### EXERCISE MATERIAL
— start —

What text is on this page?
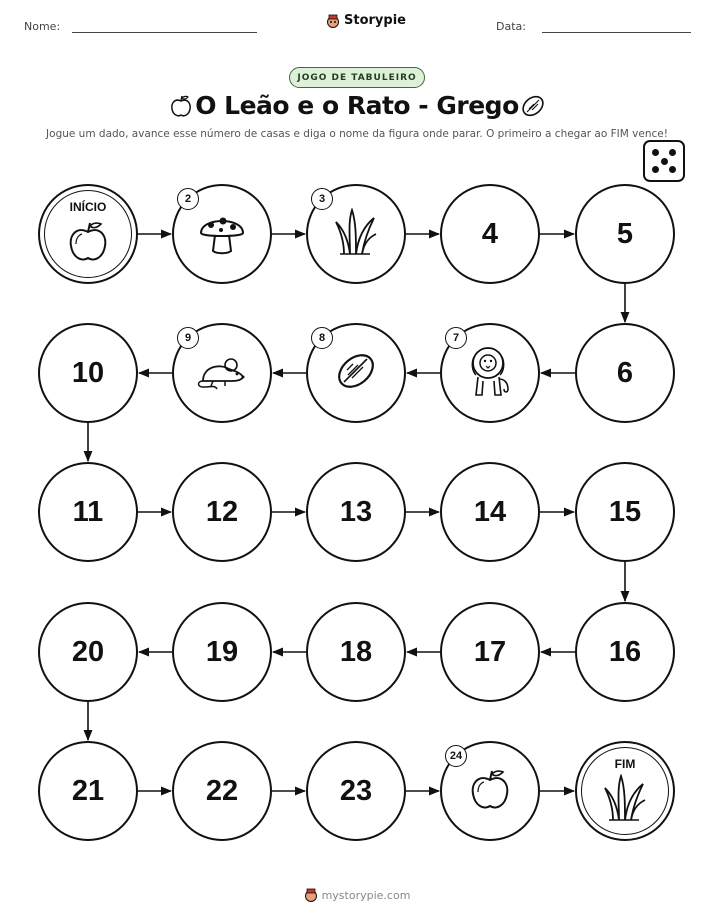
Nome:	Storypie	Data:
JOGO DE TABULEIRO
O Leão e o Rato - Grego
Jogue um dado, avance esse número de casas e diga o nome da figura onde parar. O primeiro a chegar ao FIM vence!
INÍCIO
2	3
4	5
6
7
8
9
10
11	12	13	14	15
16
17
18
19
20
21	22	23
24
FIM
mystorypie.com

— end —

### WHAT THE TASK ASKS
Quote every line of the records above exactly; no picture is to be copied.

### EXERCISE SOLUTION
What text is on this page?
Nome:	Storypie	Data:
JOGO DE TABULEIRO
O Leão e o Rato - Grego
Jogue um dado, avance esse número de casas e diga o nome da figura onde parar. O primeiro a chegar ao FIM vence!
INÍCIO
2	3
4	5
6
7
8
9
10
11	12	13	14	15
16
17
18
19
20
21	22	23
24
FIM
mystorypie.com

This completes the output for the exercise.